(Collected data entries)
-------
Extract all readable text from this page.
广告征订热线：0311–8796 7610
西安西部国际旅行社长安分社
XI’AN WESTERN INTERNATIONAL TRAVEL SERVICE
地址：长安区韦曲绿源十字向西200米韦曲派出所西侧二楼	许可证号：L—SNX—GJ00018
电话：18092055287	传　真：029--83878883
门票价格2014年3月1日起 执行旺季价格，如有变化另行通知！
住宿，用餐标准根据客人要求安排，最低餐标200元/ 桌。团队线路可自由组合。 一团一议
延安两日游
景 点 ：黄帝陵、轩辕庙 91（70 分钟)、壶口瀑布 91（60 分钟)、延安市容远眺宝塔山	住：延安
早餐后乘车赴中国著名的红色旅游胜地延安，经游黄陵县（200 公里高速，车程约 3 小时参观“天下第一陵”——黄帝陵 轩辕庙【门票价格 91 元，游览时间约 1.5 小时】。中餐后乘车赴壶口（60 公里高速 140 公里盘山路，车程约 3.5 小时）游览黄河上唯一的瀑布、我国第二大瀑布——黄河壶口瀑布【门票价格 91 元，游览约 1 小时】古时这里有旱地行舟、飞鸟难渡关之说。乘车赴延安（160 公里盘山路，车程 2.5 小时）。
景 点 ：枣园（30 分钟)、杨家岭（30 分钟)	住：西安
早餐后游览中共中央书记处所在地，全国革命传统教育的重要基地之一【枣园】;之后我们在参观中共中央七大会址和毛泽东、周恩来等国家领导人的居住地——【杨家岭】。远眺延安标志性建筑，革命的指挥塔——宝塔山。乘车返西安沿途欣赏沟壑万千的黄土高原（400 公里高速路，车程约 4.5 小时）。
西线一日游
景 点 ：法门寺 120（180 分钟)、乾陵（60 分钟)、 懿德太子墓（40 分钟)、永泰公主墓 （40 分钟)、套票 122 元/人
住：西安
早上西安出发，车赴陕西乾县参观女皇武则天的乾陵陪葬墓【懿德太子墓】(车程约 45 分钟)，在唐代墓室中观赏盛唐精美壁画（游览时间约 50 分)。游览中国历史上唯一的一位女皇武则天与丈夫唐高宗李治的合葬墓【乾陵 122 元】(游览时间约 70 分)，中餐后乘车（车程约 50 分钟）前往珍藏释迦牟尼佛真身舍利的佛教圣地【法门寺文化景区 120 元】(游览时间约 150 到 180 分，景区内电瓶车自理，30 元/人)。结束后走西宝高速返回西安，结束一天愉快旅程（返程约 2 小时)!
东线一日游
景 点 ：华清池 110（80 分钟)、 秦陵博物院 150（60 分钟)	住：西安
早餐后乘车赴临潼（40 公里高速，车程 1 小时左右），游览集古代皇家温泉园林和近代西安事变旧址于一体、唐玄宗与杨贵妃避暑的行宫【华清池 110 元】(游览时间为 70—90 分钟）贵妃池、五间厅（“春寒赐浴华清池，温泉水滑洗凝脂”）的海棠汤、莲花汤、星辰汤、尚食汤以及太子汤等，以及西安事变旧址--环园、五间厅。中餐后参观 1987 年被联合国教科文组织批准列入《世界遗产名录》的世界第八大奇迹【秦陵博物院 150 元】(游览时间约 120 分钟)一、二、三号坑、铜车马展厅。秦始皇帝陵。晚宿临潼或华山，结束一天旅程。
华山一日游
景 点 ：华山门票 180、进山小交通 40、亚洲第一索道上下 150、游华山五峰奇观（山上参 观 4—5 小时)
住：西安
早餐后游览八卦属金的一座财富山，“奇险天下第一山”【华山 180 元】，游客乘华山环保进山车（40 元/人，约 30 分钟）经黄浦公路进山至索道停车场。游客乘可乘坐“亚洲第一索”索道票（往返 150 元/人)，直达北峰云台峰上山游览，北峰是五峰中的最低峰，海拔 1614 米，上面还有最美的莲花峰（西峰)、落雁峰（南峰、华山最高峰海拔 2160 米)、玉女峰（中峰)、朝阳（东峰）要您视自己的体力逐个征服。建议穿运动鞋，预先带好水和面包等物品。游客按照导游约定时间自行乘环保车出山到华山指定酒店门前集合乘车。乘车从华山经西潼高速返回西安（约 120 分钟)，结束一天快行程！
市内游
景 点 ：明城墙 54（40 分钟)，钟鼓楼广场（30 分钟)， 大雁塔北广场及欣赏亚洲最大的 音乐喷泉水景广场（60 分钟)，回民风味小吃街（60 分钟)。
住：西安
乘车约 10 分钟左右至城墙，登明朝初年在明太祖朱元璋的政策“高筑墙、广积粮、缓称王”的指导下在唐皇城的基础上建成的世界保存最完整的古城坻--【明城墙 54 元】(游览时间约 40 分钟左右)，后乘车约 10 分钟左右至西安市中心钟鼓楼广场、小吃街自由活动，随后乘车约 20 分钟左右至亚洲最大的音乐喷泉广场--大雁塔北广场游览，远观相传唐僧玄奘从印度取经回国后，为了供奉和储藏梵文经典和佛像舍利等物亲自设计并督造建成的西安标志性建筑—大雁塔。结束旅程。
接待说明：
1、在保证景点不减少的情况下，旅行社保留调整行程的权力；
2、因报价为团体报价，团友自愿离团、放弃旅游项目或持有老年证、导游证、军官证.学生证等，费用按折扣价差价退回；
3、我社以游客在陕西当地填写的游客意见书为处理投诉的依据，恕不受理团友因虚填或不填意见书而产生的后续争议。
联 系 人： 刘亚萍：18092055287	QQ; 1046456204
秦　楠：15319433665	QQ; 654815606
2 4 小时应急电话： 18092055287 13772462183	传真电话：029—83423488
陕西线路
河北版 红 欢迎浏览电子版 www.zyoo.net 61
-------
» Exercise task:
Check every line of the entries above for the word "秦陵博物院" and report how many lines contain it, giving the number only.

» Solution to this exercise:
2